REQUEST: Write out each line from the data below that includes the word "Elev".

SUPPLIED MATERIAL:
········
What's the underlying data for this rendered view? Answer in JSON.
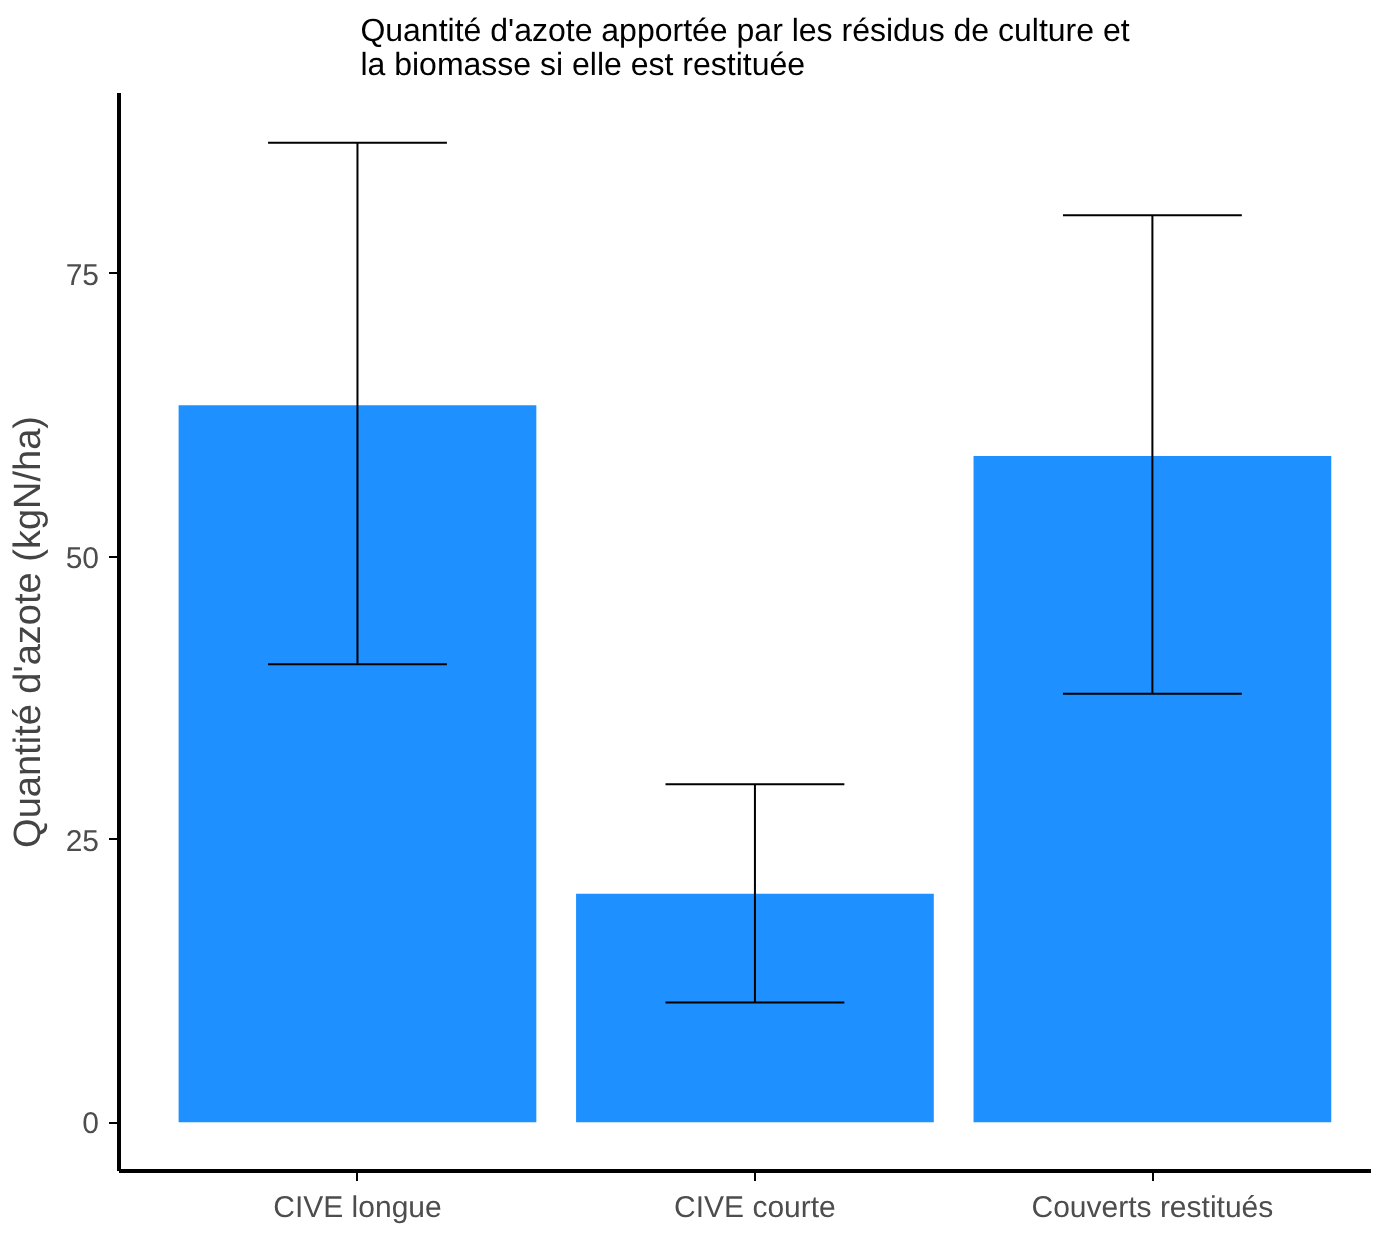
{
  "chart_data": {
    "type": "bar",
    "title": "Quantité d'azote apportée par les résidus de culture et\nla biomasse si elle est restituée",
    "ylabel": "Quantité d'azote (kgN/ha)",
    "categories": [
      "CIVE longue",
      "CIVE courte",
      "Couverts restitués"
    ],
    "values": [
      63.4,
      20.2,
      58.9
    ],
    "color": "#1e90ff",
    "errors": [
      [
        40.5,
        86.6
      ],
      [
        10.6,
        29.9
      ],
      [
        37.9,
        80.2
      ]
    ],
    "ylim": [
      -4.3,
      91
    ],
    "yticks": [
      0,
      25,
      50,
      75
    ],
    "grid": false
  }
}
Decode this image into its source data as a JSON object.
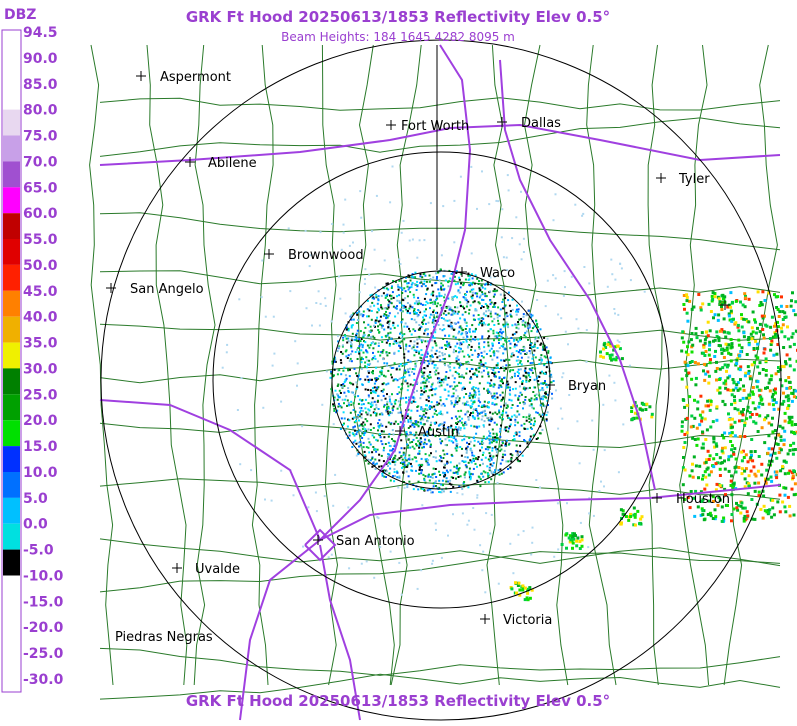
{
  "header": {
    "title": "GRK Ft Hood 20250613/1853 Reflectivity Elev 0.5°",
    "subtitle": "Beam Heights: 184 1645 4282 8095 m"
  },
  "footer": {
    "title": "GRK Ft Hood 20250613/1853 Reflectivity Elev 0.5°"
  },
  "legend": {
    "unit": "DBZ",
    "labels": [
      "94.5",
      "90.0",
      "85.0",
      "80.0",
      "75.0",
      "70.0",
      "65.0",
      "60.0",
      "55.0",
      "50.0",
      "45.0",
      "40.0",
      "35.0",
      "30.0",
      "25.0",
      "20.0",
      "15.0",
      "10.0",
      "5.0",
      "0.0",
      "-5.0",
      "-10.0",
      "-15.0",
      "-20.0",
      "-25.0",
      "-30.0"
    ]
  },
  "cities": [
    {
      "label": "Aspermont"
    },
    {
      "label": "Fort Worth"
    },
    {
      "label": "Dallas"
    },
    {
      "label": "Abilene"
    },
    {
      "label": "Tyler"
    },
    {
      "label": "Brownwood"
    },
    {
      "label": "Waco"
    },
    {
      "label": "San Angelo"
    },
    {
      "label": "Bryan"
    },
    {
      "label": "Austin"
    },
    {
      "label": "Houston"
    },
    {
      "label": "San Antonio"
    },
    {
      "label": "Uvalde"
    },
    {
      "label": "Victoria"
    },
    {
      "label": "Piedras Negras"
    }
  ]
}
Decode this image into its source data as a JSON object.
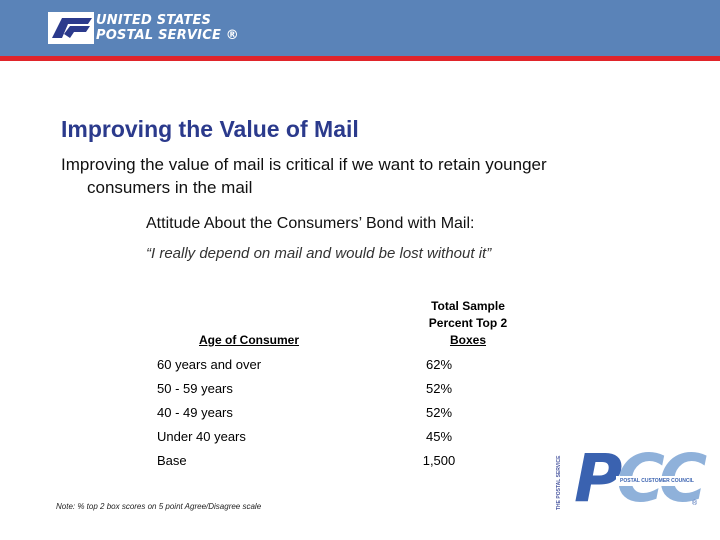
{
  "header": {
    "logo_line1": "UNITED STATES",
    "logo_line2": "POSTAL SERVICE ®",
    "colors": {
      "bar": "#5a83b8",
      "rule": "#e0242a"
    }
  },
  "slide": {
    "title": "Improving the Value of Mail",
    "lead_line1": "Improving the value of mail is critical if we want to retain younger",
    "lead_line2": "consumers in the mail",
    "subhead": "Attitude About the Consumers’ Bond with Mail:",
    "quote": "“I really depend on mail and would be lost without it”"
  },
  "table": {
    "col_age": "Age of Consumer",
    "col_total_line1": "Total Sample",
    "col_total_line2": "Percent Top 2",
    "col_total_line3": "Boxes",
    "rows": [
      {
        "age": "60 years and over",
        "pct": "62%"
      },
      {
        "age": "50 - 59 years",
        "pct": "52%"
      },
      {
        "age": "40 - 49 years",
        "pct": "52%"
      },
      {
        "age": "Under 40 years",
        "pct": "45%"
      },
      {
        "age": "Base",
        "pct": "1,500"
      }
    ]
  },
  "note": "Note: % top 2 box scores on 5 point Agree/Disagree scale",
  "pcc_logo": {
    "side_text": "THE POSTAL SERVICE",
    "p": "P",
    "cc": "CC",
    "band_text": "POSTAL CUSTOMER COUNCIL",
    "reg": "®"
  }
}
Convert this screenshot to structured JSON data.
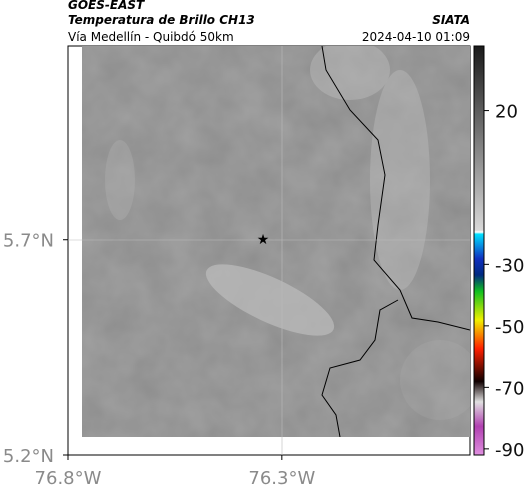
{
  "header": {
    "satellite": "GOES-EAST",
    "product": "Temperatura de Brillo CH13",
    "source": "SIATA",
    "route": "Vía Medellín - Quibdó 50km",
    "timestamp": "2024-04-10 01:09"
  },
  "map": {
    "lon_range": [
      -76.8,
      -75.86
    ],
    "lat_range": [
      5.2,
      6.15
    ],
    "lon_ticks": [
      {
        "value": -76.8,
        "label": "76.8°W"
      },
      {
        "value": -76.3,
        "label": "76.3°W"
      }
    ],
    "lat_ticks": [
      {
        "value": 5.7,
        "label": "5.7°N"
      },
      {
        "value": 5.2,
        "label": "5.2°N"
      }
    ]
  },
  "colorbar": {
    "range": [
      41,
      -92
    ],
    "ticks": [
      20,
      -30,
      -50,
      -70,
      -90
    ]
  }
}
········
EXERCISE SOLUTION:
    "title": "GRK Ft Hood 20250613/1853 Reflectivity Elev 0.5°",
    "title": "GRK Ft Hood 20250613/1853 Reflectivity Elev 0.5°"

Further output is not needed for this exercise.